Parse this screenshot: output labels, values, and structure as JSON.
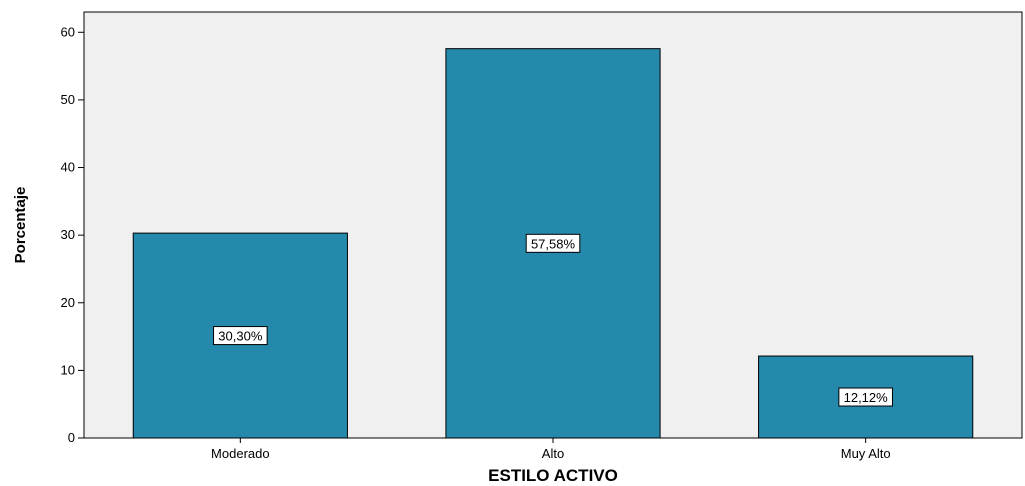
{
  "chart_data": {
    "type": "bar",
    "categories": [
      "Moderado",
      "Alto",
      "Muy Alto"
    ],
    "values": [
      30.3,
      57.58,
      12.12
    ],
    "data_labels": [
      "30,30%",
      "57,58%",
      "12,12%"
    ],
    "xlabel": "ESTILO ACTIVO",
    "ylabel": "Porcentaje",
    "ylim": [
      0,
      63
    ],
    "yticks": [
      0,
      10,
      20,
      30,
      40,
      50,
      60
    ],
    "grid": false,
    "colors": {
      "bar": "#2589ab",
      "plot_background": "#f0f0f0"
    }
  }
}
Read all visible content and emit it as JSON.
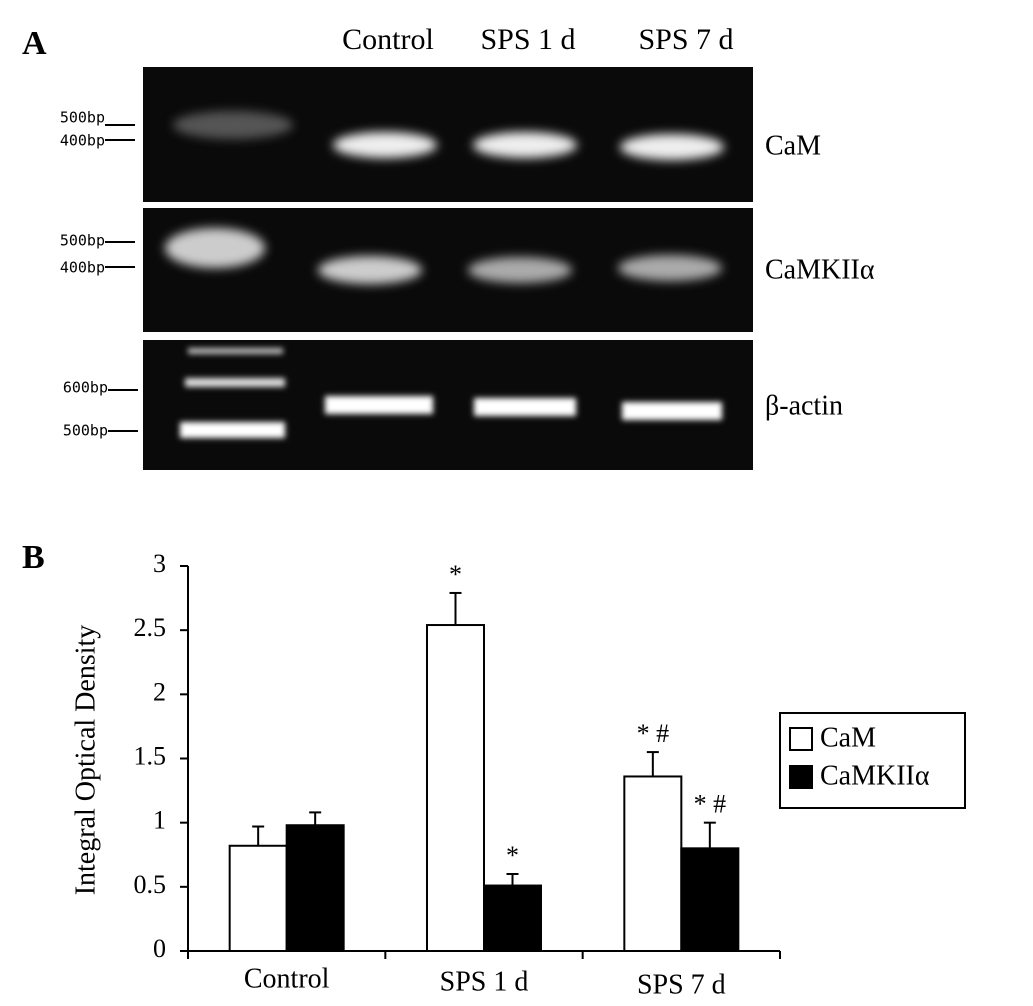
{
  "panel_a": {
    "label": "A",
    "lanes": [
      "Control",
      "SPS 1 d",
      "SPS 7 d"
    ],
    "gels": [
      {
        "gene": "CaM",
        "markers": [
          "500bp",
          "400bp"
        ]
      },
      {
        "gene": "CaMKIIα",
        "markers": [
          "500bp",
          "400bp"
        ]
      },
      {
        "gene": "β-actin",
        "markers": [
          "600bp",
          "500bp"
        ]
      }
    ]
  },
  "panel_b_label": "B",
  "chart_data": {
    "type": "bar",
    "y_label": "Integral Optical Density",
    "categories": [
      "Control",
      "SPS 1 d",
      "SPS 7 d"
    ],
    "series": [
      {
        "name": "CaM",
        "color": "#ffffff",
        "values": [
          0.82,
          2.54,
          1.36
        ],
        "errors": [
          0.15,
          0.25,
          0.19
        ],
        "annotations": [
          null,
          "*",
          "* #"
        ]
      },
      {
        "name": "CaMKIIα",
        "color": "#000000",
        "values": [
          0.98,
          0.51,
          0.8
        ],
        "errors": [
          0.1,
          0.09,
          0.2
        ],
        "annotations": [
          null,
          "*",
          "* #"
        ]
      }
    ],
    "ylim": [
      0,
      3
    ],
    "yticks": [
      0,
      0.5,
      1,
      1.5,
      2,
      2.5,
      3
    ],
    "legend": "right",
    "grid": false
  }
}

---

Quote every record above exactly, leaving out the pictures.

**RESPONSE TO THIS EXERCISE**
Parse this screenshot: output labels, values, and structure as JSON.
{
  "chart_data": {
    "type": "bar",
    "categories": [
      "Moderado",
      "Alto",
      "Muy Alto"
    ],
    "values": [
      30.3,
      57.58,
      12.12
    ],
    "data_labels": [
      "30,30%",
      "57,58%",
      "12,12%"
    ],
    "xlabel": "ESTILO ACTIVO",
    "ylabel": "Porcentaje",
    "ylim": [
      0,
      63
    ],
    "yticks": [
      0,
      10,
      20,
      30,
      40,
      50,
      60
    ],
    "grid": false,
    "colors": {
      "bar": "#2589ab",
      "plot_background": "#f0f0f0"
    }
  }
}
Read all visible content and emit it as JSON.
{
  "panel_a": {
    "label": "A",
    "lanes": [
      "Control",
      "SPS 1 d",
      "SPS 7 d"
    ],
    "gels": [
      {
        "gene": "CaM",
        "markers": [
          "500bp",
          "400bp"
        ]
      },
      {
        "gene": "CaMKIIα",
        "markers": [
          "500bp",
          "400bp"
        ]
      },
      {
        "gene": "β-actin",
        "markers": [
          "600bp",
          "500bp"
        ]
      }
    ]
  },
  "panel_b_label": "B",
  "chart_data": {
    "type": "bar",
    "y_label": "Integral Optical Density",
    "categories": [
      "Control",
      "SPS 1 d",
      "SPS 7 d"
    ],
    "series": [
      {
        "name": "CaM",
        "color": "#ffffff",
        "values": [
          0.82,
          2.54,
          1.36
        ],
        "errors": [
          0.15,
          0.25,
          0.19
        ],
        "annotations": [
          null,
          "*",
          "* #"
        ]
      },
      {
        "name": "CaMKIIα",
        "color": "#000000",
        "values": [
          0.98,
          0.51,
          0.8
        ],
        "errors": [
          0.1,
          0.09,
          0.2
        ],
        "annotations": [
          null,
          "*",
          "* #"
        ]
      }
    ],
    "ylim": [
      0,
      3
    ],
    "yticks": [
      0,
      0.5,
      1,
      1.5,
      2,
      2.5,
      3
    ],
    "legend": "right",
    "grid": false
  }
}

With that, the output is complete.